** Begin Extracted records **
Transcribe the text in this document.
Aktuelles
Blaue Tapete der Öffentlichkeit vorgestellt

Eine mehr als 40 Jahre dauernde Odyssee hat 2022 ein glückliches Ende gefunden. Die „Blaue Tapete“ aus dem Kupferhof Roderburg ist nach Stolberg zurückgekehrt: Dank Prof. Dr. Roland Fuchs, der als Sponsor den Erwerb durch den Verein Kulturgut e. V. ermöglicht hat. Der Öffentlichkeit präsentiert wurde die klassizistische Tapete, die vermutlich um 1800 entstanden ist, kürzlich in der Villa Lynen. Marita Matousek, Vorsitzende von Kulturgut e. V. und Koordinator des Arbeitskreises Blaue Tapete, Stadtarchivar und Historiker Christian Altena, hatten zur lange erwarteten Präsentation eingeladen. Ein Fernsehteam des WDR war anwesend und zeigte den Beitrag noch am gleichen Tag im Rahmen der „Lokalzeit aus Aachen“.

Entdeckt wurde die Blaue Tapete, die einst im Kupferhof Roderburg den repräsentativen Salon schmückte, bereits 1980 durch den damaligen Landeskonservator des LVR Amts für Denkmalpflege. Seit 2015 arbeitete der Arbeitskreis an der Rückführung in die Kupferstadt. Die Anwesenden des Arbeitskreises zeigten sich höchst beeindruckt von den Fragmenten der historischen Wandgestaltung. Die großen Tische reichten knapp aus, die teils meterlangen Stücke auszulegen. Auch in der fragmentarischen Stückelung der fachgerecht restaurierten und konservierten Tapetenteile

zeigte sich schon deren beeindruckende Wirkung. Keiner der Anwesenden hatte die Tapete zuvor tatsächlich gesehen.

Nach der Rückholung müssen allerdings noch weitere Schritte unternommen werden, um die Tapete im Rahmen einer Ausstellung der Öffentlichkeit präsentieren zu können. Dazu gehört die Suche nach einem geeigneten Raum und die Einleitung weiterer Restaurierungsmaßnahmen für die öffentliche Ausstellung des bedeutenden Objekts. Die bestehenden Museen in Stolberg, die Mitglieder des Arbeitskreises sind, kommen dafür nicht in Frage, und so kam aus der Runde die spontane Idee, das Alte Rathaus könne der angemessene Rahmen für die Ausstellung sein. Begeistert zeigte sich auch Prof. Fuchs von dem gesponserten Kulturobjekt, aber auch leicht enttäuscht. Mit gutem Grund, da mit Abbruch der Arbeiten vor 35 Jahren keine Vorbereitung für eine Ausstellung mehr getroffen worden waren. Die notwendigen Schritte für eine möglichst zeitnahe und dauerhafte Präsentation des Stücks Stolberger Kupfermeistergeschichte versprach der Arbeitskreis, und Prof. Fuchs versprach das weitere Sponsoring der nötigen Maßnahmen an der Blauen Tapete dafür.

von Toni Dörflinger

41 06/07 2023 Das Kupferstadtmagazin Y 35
** End Extracted records **
**Instructions to follow**
Write out the entries in full, exactly as given.

**Finished answer**
Transcribe the text in this document.
Aktuelles
Blaue Tapete der Öffentlichkeit vorgestellt

Eine mehr als 40 Jahre dauernde Odyssee hat 2022 ein glückliches Ende gefunden. Die „Blaue Tapete“ aus dem Kupferhof Roderburg ist nach Stolberg zurückgekehrt: Dank Prof. Dr. Roland Fuchs, der als Sponsor den Erwerb durch den Verein Kulturgut e. V. ermöglicht hat. Der Öffentlichkeit präsentiert wurde die klassizistische Tapete, die vermutlich um 1800 entstanden ist, kürzlich in der Villa Lynen. Marita Matousek, Vorsitzende von Kulturgut e. V. und Koordinator des Arbeitskreises Blaue Tapete, Stadtarchivar und Historiker Christian Altena, hatten zur lange erwarteten Präsentation eingeladen. Ein Fernsehteam des WDR war anwesend und zeigte den Beitrag noch am gleichen Tag im Rahmen der „Lokalzeit aus Aachen“.

Entdeckt wurde die Blaue Tapete, die einst im Kupferhof Roderburg den repräsentativen Salon schmückte, bereits 1980 durch den damaligen Landeskonservator des LVR Amts für Denkmalpflege. Seit 2015 arbeitete der Arbeitskreis an der Rückführung in die Kupferstadt. Die Anwesenden des Arbeitskreises zeigten sich höchst beeindruckt von den Fragmenten der historischen Wandgestaltung. Die großen Tische reichten knapp aus, die teils meterlangen Stücke auszulegen. Auch in der fragmentarischen Stückelung der fachgerecht restaurierten und konservierten Tapetenteile

zeigte sich schon deren beeindruckende Wirkung. Keiner der Anwesenden hatte die Tapete zuvor tatsächlich gesehen.

Nach der Rückholung müssen allerdings noch weitere Schritte unternommen werden, um die Tapete im Rahmen einer Ausstellung der Öffentlichkeit präsentieren zu können. Dazu gehört die Suche nach einem geeigneten Raum und die Einleitung weiterer Restaurierungsmaßnahmen für die öffentliche Ausstellung des bedeutenden Objekts. Die bestehenden Museen in Stolberg, die Mitglieder des Arbeitskreises sind, kommen dafür nicht in Frage, und so kam aus der Runde die spontane Idee, das Alte Rathaus könne der angemessene Rahmen für die Ausstellung sein. Begeistert zeigte sich auch Prof. Fuchs von dem gesponserten Kulturobjekt, aber auch leicht enttäuscht. Mit gutem Grund, da mit Abbruch der Arbeiten vor 35 Jahren keine Vorbereitung für eine Ausstellung mehr getroffen worden waren. Die notwendigen Schritte für eine möglichst zeitnahe und dauerhafte Präsentation des Stücks Stolberger Kupfermeistergeschichte versprach der Arbeitskreis, und Prof. Fuchs versprach das weitere Sponsoring der nötigen Maßnahmen an der Blauen Tapete dafür.

von Toni Dörflinger

41 06/07 2023 Das Kupferstadtmagazin Y 35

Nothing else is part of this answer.